--- GIVEN ENTRIES ---
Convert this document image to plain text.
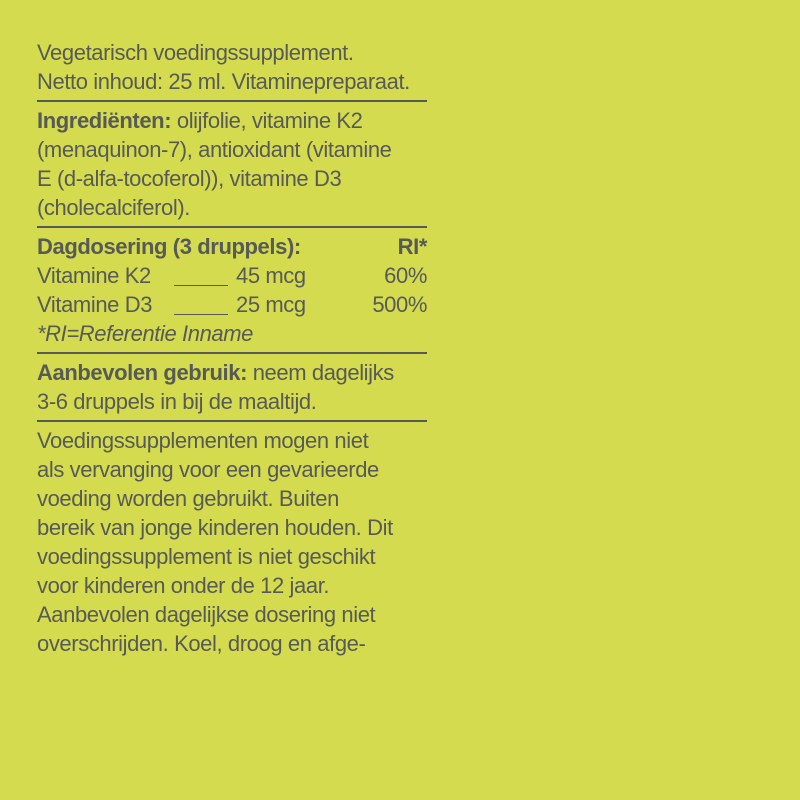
Vegetarisch voedingssupplement.

Netto inhoud: 25 ml. Vitaminepreparaat.

Ingrediënten: olijfolie, vitamine K2

(menaquinon-7), antioxidant (vitamine

E (d-alfa-tocoferol)), vitamine D3

(cholecalciferol).

Dagdosering (3 druppels):	RI*
Vitamine K2	45 mcg	60%
Vitamine D3	25 mcg	500%

*RI=Referentie Inname

Aanbevolen gebruik: neem dagelijks

3-6 druppels in bij de maaltijd.

Voedingssupplementen mogen niet

als vervanging voor een gevarieerde

voeding worden gebruikt. Buiten

bereik van jonge kinderen houden. Dit

voedingssupplement is niet geschikt

voor kinderen onder de 12 jaar.

Aanbevolen dagelijkse dosering niet

overschrijden. Koel, droog en afge-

--- STATED TASK ---
Search the data for "kinderen". Copy every matching line.

--- RESULT FOR THIS TASK ---
bereik van jonge kinderen houden. Dit
voor kinderen onder de 12 jaar.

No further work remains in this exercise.